Without the images, write out the whole listing exactly.

◆ Input rows:

###

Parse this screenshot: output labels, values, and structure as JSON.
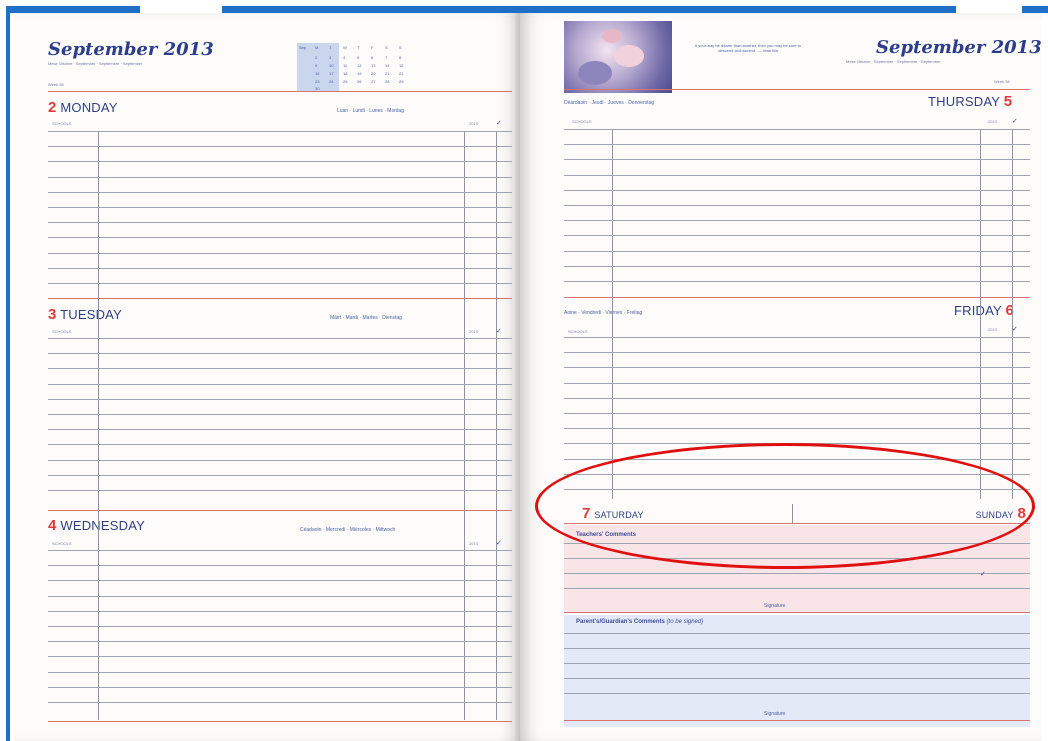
{
  "colors": {
    "frame": "#1e6fc8",
    "ink": "#2f3f86",
    "day_number": "#e23a3a",
    "highlight_oval": "#e00f10"
  },
  "left_page": {
    "month_title": "September 2013",
    "month_sub": "Mese Ottobre · September · Septiembre · September",
    "week": "Week 36",
    "days": [
      {
        "num": "2",
        "name": "MONDAY",
        "langs": "Luan · Lundi · Lunes · Montag",
        "sub": "SCHOOLS",
        "col": "2013"
      },
      {
        "num": "3",
        "name": "TUESDAY",
        "langs": "Máirt · Mardi · Martes · Dienstag",
        "sub": "SCHOOLS",
        "col": "2013"
      },
      {
        "num": "4",
        "name": "WEDNESDAY",
        "langs": "Céadaoin · Mercredi · Miércoles · Mittwoch",
        "sub": "SCHOOLS",
        "col": "2013"
      }
    ]
  },
  "right_page": {
    "month_title": "September 2013",
    "month_sub": "Mese Ottobre · September · Septiembre · September",
    "week": "Week 36",
    "quote": "If your way be dearer than another, then you may be sure to descend and ascend. — Jean Ma",
    "days": [
      {
        "num": "5",
        "name": "THURSDAY",
        "langs": "Déardaoin · Jeudi · Jueves · Donnerstag",
        "sub": "SCHOOLS",
        "col": "2013"
      },
      {
        "num": "6",
        "name": "FRIDAY",
        "langs": "Aoine · Vendredi · Viernes · Freitag",
        "sub": "SCHOOLS",
        "col": "2013"
      }
    ],
    "weekend": {
      "sat_num": "7",
      "sat_name": "SATURDAY",
      "sun_name": "SUNDAY",
      "sun_num": "8",
      "teacher_comments": "Teachers' Comments",
      "parent_comments": "Parent's/Guardian's Comments",
      "parent_note": "(to be signed)",
      "signature": "Signature"
    }
  }
}
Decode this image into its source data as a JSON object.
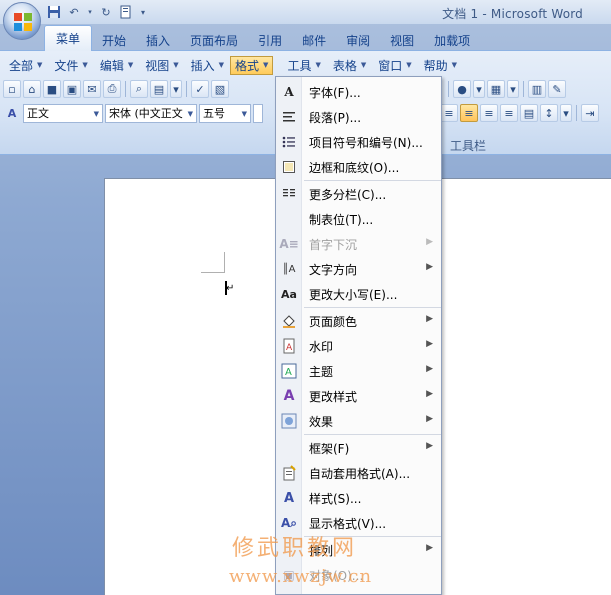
{
  "window": {
    "title": "文档 1 - Microsoft Word"
  },
  "quick_access": {
    "icons": [
      "save-icon",
      "undo-icon",
      "redo-icon",
      "print-preview-icon",
      "customize-icon"
    ]
  },
  "ribbon_tabs": [
    "菜单",
    "开始",
    "插入",
    "页面布局",
    "引用",
    "邮件",
    "审阅",
    "视图",
    "加载项"
  ],
  "active_tab": "菜单",
  "menubar": [
    "全部",
    "文件",
    "编辑",
    "视图",
    "插入",
    "格式",
    "工具",
    "表格",
    "窗口",
    "帮助"
  ],
  "open_menu": "格式",
  "toolbar2": {
    "style_combo": "正文",
    "font_combo": "宋体 (中文正文",
    "size_combo": "五号"
  },
  "group_label": "工具栏",
  "format_menu": {
    "items": [
      {
        "label": "字体(F)...",
        "icon": "font-icon",
        "enabled": true,
        "submenu": false
      },
      {
        "label": "段落(P)...",
        "icon": "paragraph-icon",
        "enabled": true,
        "submenu": false
      },
      {
        "label": "项目符号和编号(N)...",
        "icon": "bullets-icon",
        "enabled": true,
        "submenu": false
      },
      {
        "label": "边框和底纹(O)...",
        "icon": "borders-icon",
        "enabled": true,
        "submenu": false
      },
      {
        "label": "更多分栏(C)...",
        "icon": "columns-icon",
        "enabled": true,
        "submenu": false
      },
      {
        "label": "制表位(T)...",
        "icon": "",
        "enabled": true,
        "submenu": false
      },
      {
        "label": "首字下沉",
        "icon": "drop-cap-icon",
        "enabled": false,
        "submenu": true
      },
      {
        "label": "文字方向",
        "icon": "text-direction-icon",
        "enabled": true,
        "submenu": true
      },
      {
        "label": "更改大小写(E)...",
        "icon": "change-case-icon",
        "enabled": true,
        "submenu": false
      },
      {
        "label": "页面颜色",
        "icon": "page-color-icon",
        "enabled": true,
        "submenu": true
      },
      {
        "label": "水印",
        "icon": "watermark-icon",
        "enabled": true,
        "submenu": true
      },
      {
        "label": "主题",
        "icon": "theme-icon",
        "enabled": true,
        "submenu": true
      },
      {
        "label": "更改样式",
        "icon": "change-styles-icon",
        "enabled": true,
        "submenu": true
      },
      {
        "label": "效果",
        "icon": "effects-icon",
        "enabled": true,
        "submenu": true
      },
      {
        "label": "框架(F)",
        "icon": "",
        "enabled": true,
        "submenu": true
      },
      {
        "label": "自动套用格式(A)...",
        "icon": "autoformat-icon",
        "enabled": true,
        "submenu": false
      },
      {
        "label": "样式(S)...",
        "icon": "styles-icon",
        "enabled": true,
        "submenu": false
      },
      {
        "label": "显示格式(V)...",
        "icon": "reveal-formatting-icon",
        "enabled": true,
        "submenu": false
      },
      {
        "label": "排列",
        "icon": "",
        "enabled": true,
        "submenu": true
      },
      {
        "label": "对象(O)...",
        "icon": "object-icon",
        "enabled": false,
        "submenu": false
      }
    ]
  },
  "watermark": {
    "line1": "修武职教网",
    "line2": "www.xwzjw.cn"
  }
}
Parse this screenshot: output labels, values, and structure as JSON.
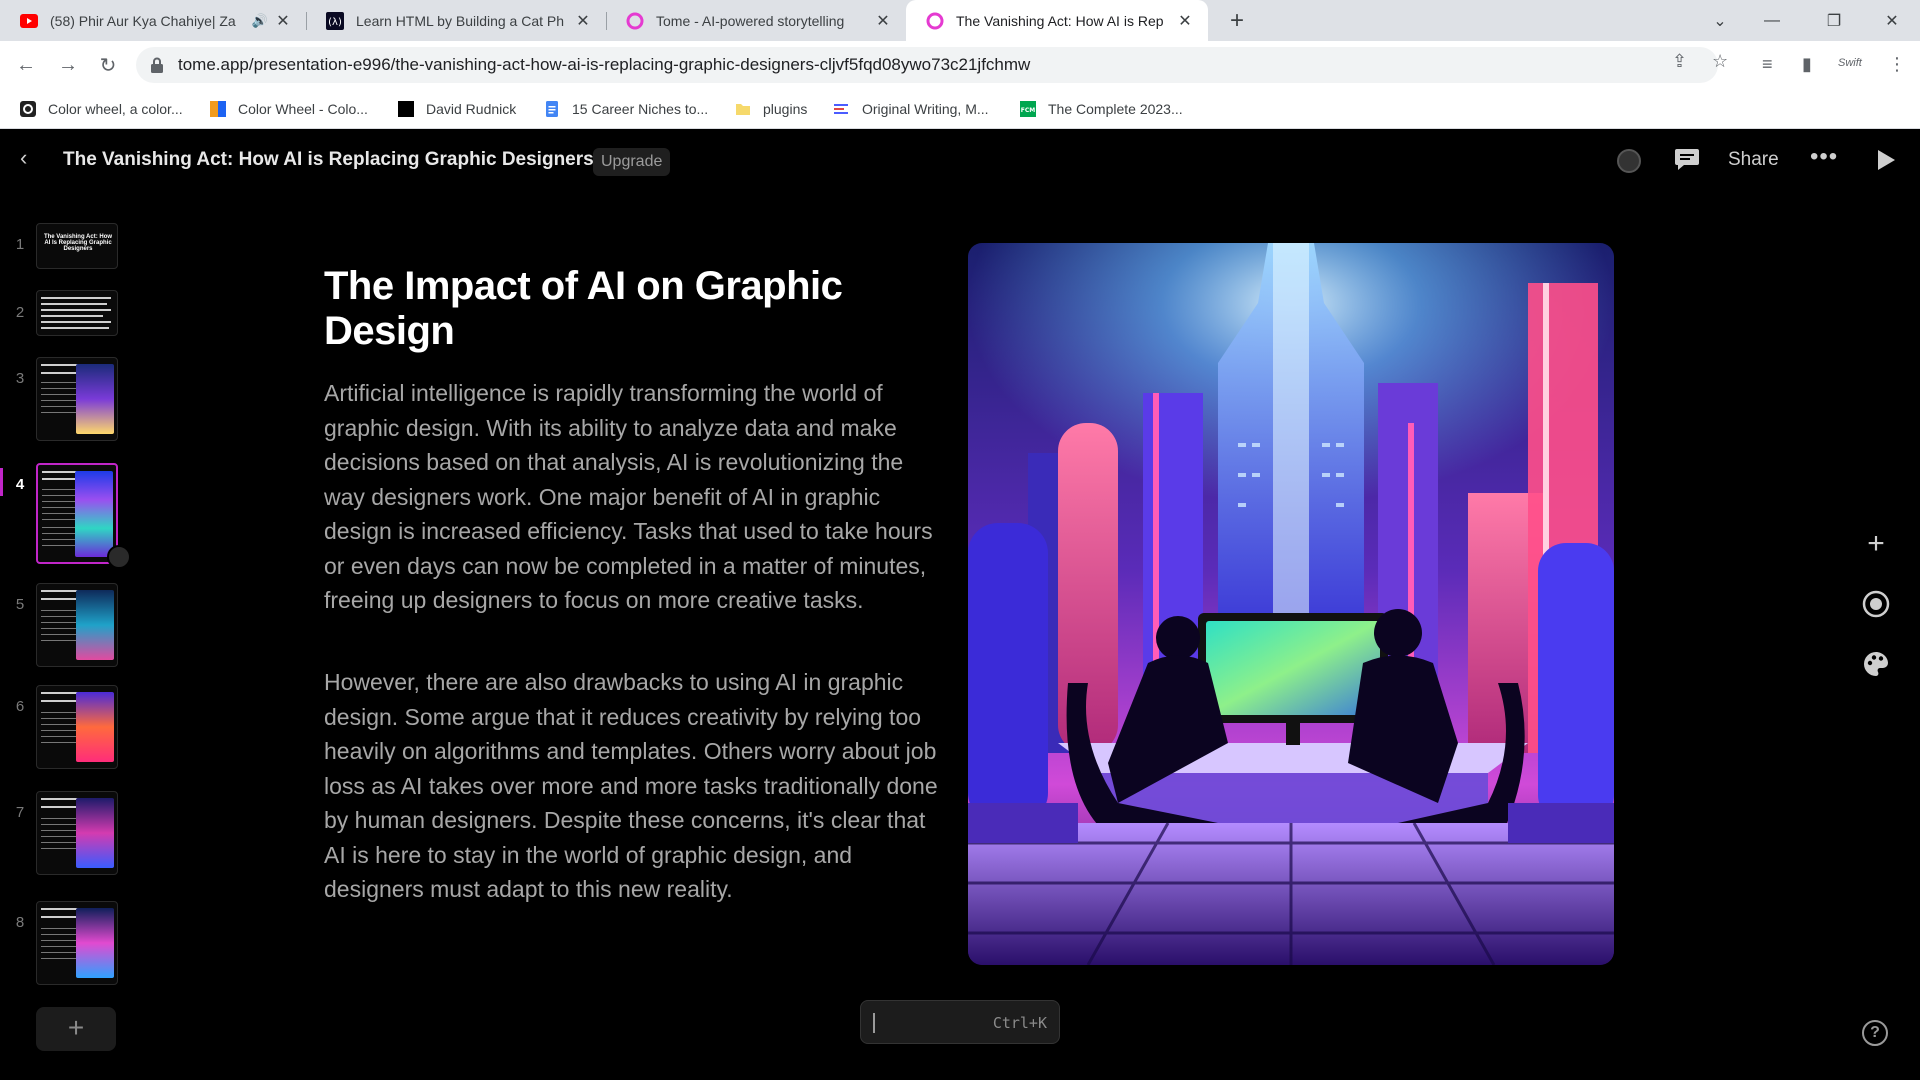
{
  "browser": {
    "tabs": [
      {
        "title": "(58) Phir Aur Kya Chahiye| Za",
        "favicon": "youtube-icon",
        "audio": true
      },
      {
        "title": "Learn HTML by Building a Cat Ph",
        "favicon": "freecodecamp-icon"
      },
      {
        "title": "Tome - AI-powered storytelling",
        "favicon": "tome-icon"
      },
      {
        "title": "The Vanishing Act: How AI is Rep",
        "favicon": "tome-icon",
        "active": true
      }
    ],
    "url": "tome.app/presentation-e996/the-vanishing-act-how-ai-is-replacing-graphic-designers-cljvf5fqd08ywo73c21jfchmw",
    "bookmarks": [
      {
        "label": "Color wheel, a color...",
        "icon": "color-wheel-icon"
      },
      {
        "label": "Color Wheel - Colo...",
        "icon": "canva-icon"
      },
      {
        "label": "David Rudnick",
        "icon": "black-square-icon"
      },
      {
        "label": "15 Career Niches to...",
        "icon": "google-docs-icon"
      },
      {
        "label": "plugins",
        "icon": "folder-icon"
      },
      {
        "label": "Original Writing, M...",
        "icon": "lines-icon"
      },
      {
        "label": "The Complete 2023...",
        "icon": "fcm-icon"
      }
    ],
    "ext_label": "Swift"
  },
  "header": {
    "title": "The Vanishing Act: How AI is Replacing Graphic Designers",
    "upgrade_label": "Upgrade",
    "share_label": "Share"
  },
  "slides": {
    "numbers": [
      "1",
      "2",
      "3",
      "4",
      "5",
      "6",
      "7",
      "8"
    ],
    "active": "4",
    "thumb1_text": "The Vanishing Act: How AI Is Replacing Graphic Designers"
  },
  "slide": {
    "title": "The Impact of AI on Graphic Design",
    "paragraphs": [
      "Artificial intelligence is rapidly transforming the world of graphic design. With its ability to analyze data and make decisions based on that analysis, AI is revolutionizing the way designers work. One major benefit of AI in graphic design is increased efficiency. Tasks that used to take hours or even days can now be completed in a matter of minutes, freeing up designers to focus on more creative tasks.",
      "However, there are also drawbacks to using AI in graphic design. Some argue that it reduces creativity by relying too heavily on algorithms and templates. Others worry about job loss as AI takes over more and more tasks traditionally done by human designers. Despite these concerns, it's clear that AI is here to stay in the world of graphic design, and designers must adapt to this new reality."
    ]
  },
  "command_bar": {
    "shortcut": "Ctrl+K"
  },
  "colors": {
    "accent": "#c126c9",
    "background": "#000000",
    "text_muted": "#a7a7a7"
  }
}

###

◆ Exercise response:
Parse this screenshot: output labels, values, and structure as JSON.
{
  "colors": {
    "frame": "#1e6fc8",
    "ink": "#2f3f86",
    "day_number": "#e23a3a",
    "highlight_oval": "#e00f10"
  },
  "left_page": {
    "month_title": "September 2013",
    "month_sub": "Mese Ottobre · September · Septiembre · September",
    "week": "Week 36",
    "days": [
      {
        "num": "2",
        "name": "MONDAY",
        "langs": "Luan · Lundi · Lunes · Montag",
        "sub": "SCHOOLS",
        "col": "2013"
      },
      {
        "num": "3",
        "name": "TUESDAY",
        "langs": "Máirt · Mardi · Martes · Dienstag",
        "sub": "SCHOOLS",
        "col": "2013"
      },
      {
        "num": "4",
        "name": "WEDNESDAY",
        "langs": "Céadaoin · Mercredi · Miércoles · Mittwoch",
        "sub": "SCHOOLS",
        "col": "2013"
      }
    ]
  },
  "right_page": {
    "month_title": "September 2013",
    "month_sub": "Mese Ottobre · September · Septiembre · September",
    "week": "Week 36",
    "quote": "If your way be dearer than another, then you may be sure to descend and ascend. — Jean Ma",
    "days": [
      {
        "num": "5",
        "name": "THURSDAY",
        "langs": "Déardaoin · Jeudi · Jueves · Donnerstag",
        "sub": "SCHOOLS",
        "col": "2013"
      },
      {
        "num": "6",
        "name": "FRIDAY",
        "langs": "Aoine · Vendredi · Viernes · Freitag",
        "sub": "SCHOOLS",
        "col": "2013"
      }
    ],
    "weekend": {
      "sat_num": "7",
      "sat_name": "SATURDAY",
      "sun_name": "SUNDAY",
      "sun_num": "8",
      "teacher_comments": "Teachers' Comments",
      "parent_comments": "Parent's/Guardian's Comments",
      "parent_note": "(to be signed)",
      "signature": "Signature"
    }
  }
}
Decode this image into its source data as a JSON object.
{
  "window": {
    "title": "文档 1 - Microsoft Word"
  },
  "quick_access": {
    "icons": [
      "save-icon",
      "undo-icon",
      "redo-icon",
      "print-preview-icon",
      "customize-icon"
    ]
  },
  "ribbon_tabs": [
    "菜单",
    "开始",
    "插入",
    "页面布局",
    "引用",
    "邮件",
    "审阅",
    "视图",
    "加载项"
  ],
  "active_tab": "菜单",
  "menubar": [
    "全部",
    "文件",
    "编辑",
    "视图",
    "插入",
    "格式",
    "工具",
    "表格",
    "窗口",
    "帮助"
  ],
  "open_menu": "格式",
  "toolbar2": {
    "style_combo": "正文",
    "font_combo": "宋体 (中文正文",
    "size_combo": "五号"
  },
  "group_label": "工具栏",
  "format_menu": {
    "items": [
      {
        "label": "字体(F)...",
        "icon": "font-icon",
        "enabled": true,
        "submenu": false
      },
      {
        "label": "段落(P)...",
        "icon": "paragraph-icon",
        "enabled": true,
        "submenu": false
      },
      {
        "label": "项目符号和编号(N)...",
        "icon": "bullets-icon",
        "enabled": true,
        "submenu": false
      },
      {
        "label": "边框和底纹(O)...",
        "icon": "borders-icon",
        "enabled": true,
        "submenu": false
      },
      {
        "label": "更多分栏(C)...",
        "icon": "columns-icon",
        "enabled": true,
        "submenu": false
      },
      {
        "label": "制表位(T)...",
        "icon": "",
        "enabled": true,
        "submenu": false
      },
      {
        "label": "首字下沉",
        "icon": "drop-cap-icon",
        "enabled": false,
        "submenu": true
      },
      {
        "label": "文字方向",
        "icon": "text-direction-icon",
        "enabled": true,
        "submenu": true
      },
      {
        "label": "更改大小写(E)...",
        "icon": "change-case-icon",
        "enabled": true,
        "submenu": false
      },
      {
        "label": "页面颜色",
        "icon": "page-color-icon",
        "enabled": true,
        "submenu": true
      },
      {
        "label": "水印",
        "icon": "watermark-icon",
        "enabled": true,
        "submenu": true
      },
      {
        "label": "主题",
        "icon": "theme-icon",
        "enabled": true,
        "submenu": true
      },
      {
        "label": "更改样式",
        "icon": "change-styles-icon",
        "enabled": true,
        "submenu": true
      },
      {
        "label": "效果",
        "icon": "effects-icon",
        "enabled": true,
        "submenu": true
      },
      {
        "label": "框架(F)",
        "icon": "",
        "enabled": true,
        "submenu": true
      },
      {
        "label": "自动套用格式(A)...",
        "icon": "autoformat-icon",
        "enabled": true,
        "submenu": false
      },
      {
        "label": "样式(S)...",
        "icon": "styles-icon",
        "enabled": true,
        "submenu": false
      },
      {
        "label": "显示格式(V)...",
        "icon": "reveal-formatting-icon",
        "enabled": true,
        "submenu": false
      },
      {
        "label": "排列",
        "icon": "",
        "enabled": true,
        "submenu": true
      },
      {
        "label": "对象(O)...",
        "icon": "object-icon",
        "enabled": false,
        "submenu": false
      }
    ]
  },
  "watermark": {
    "line1": "修武职教网",
    "line2": "www.xwzjw.cn"
  }
}
Parse this screenshot: output labels, values, and structure as JSON.
{
  "browser": {
    "tabs": [
      {
        "title": "(58) Phir Aur Kya Chahiye| Za",
        "favicon": "youtube-icon",
        "audio": true
      },
      {
        "title": "Learn HTML by Building a Cat Ph",
        "favicon": "freecodecamp-icon"
      },
      {
        "title": "Tome - AI-powered storytelling",
        "favicon": "tome-icon"
      },
      {
        "title": "The Vanishing Act: How AI is Rep",
        "favicon": "tome-icon",
        "active": true
      }
    ],
    "url": "tome.app/presentation-e996/the-vanishing-act-how-ai-is-replacing-graphic-designers-cljvf5fqd08ywo73c21jfchmw",
    "bookmarks": [
      {
        "label": "Color wheel, a color...",
        "icon": "color-wheel-icon"
      },
      {
        "label": "Color Wheel - Colo...",
        "icon": "canva-icon"
      },
      {
        "label": "David Rudnick",
        "icon": "black-square-icon"
      },
      {
        "label": "15 Career Niches to...",
        "icon": "google-docs-icon"
      },
      {
        "label": "plugins",
        "icon": "folder-icon"
      },
      {
        "label": "Original Writing, M...",
        "icon": "lines-icon"
      },
      {
        "label": "The Complete 2023...",
        "icon": "fcm-icon"
      }
    ],
    "ext_label": "Swift"
  },
  "header": {
    "title": "The Vanishing Act: How AI is Replacing Graphic Designers",
    "upgrade_label": "Upgrade",
    "share_label": "Share"
  },
  "slides": {
    "numbers": [
      "1",
      "2",
      "3",
      "4",
      "5",
      "6",
      "7",
      "8"
    ],
    "active": "4",
    "thumb1_text": "The Vanishing Act: How AI Is Replacing Graphic Designers"
  },
  "slide": {
    "title": "The Impact of AI on Graphic Design",
    "paragraphs": [
      "Artificial intelligence is rapidly transforming the world of graphic design. With its ability to analyze data and make decisions based on that analysis, AI is revolutionizing the way designers work. One major benefit of AI in graphic design is increased efficiency. Tasks that used to take hours or even days can now be completed in a matter of minutes, freeing up designers to focus on more creative tasks.",
      "However, there are also drawbacks to using AI in graphic design. Some argue that it reduces creativity by relying too heavily on algorithms and templates. Others worry about job loss as AI takes over more and more tasks traditionally done by human designers. Despite these concerns, it's clear that AI is here to stay in the world of graphic design, and designers must adapt to this new reality."
    ]
  },
  "command_bar": {
    "shortcut": "Ctrl+K"
  },
  "colors": {
    "accent": "#c126c9",
    "background": "#000000",
    "text_muted": "#a7a7a7"
  }
}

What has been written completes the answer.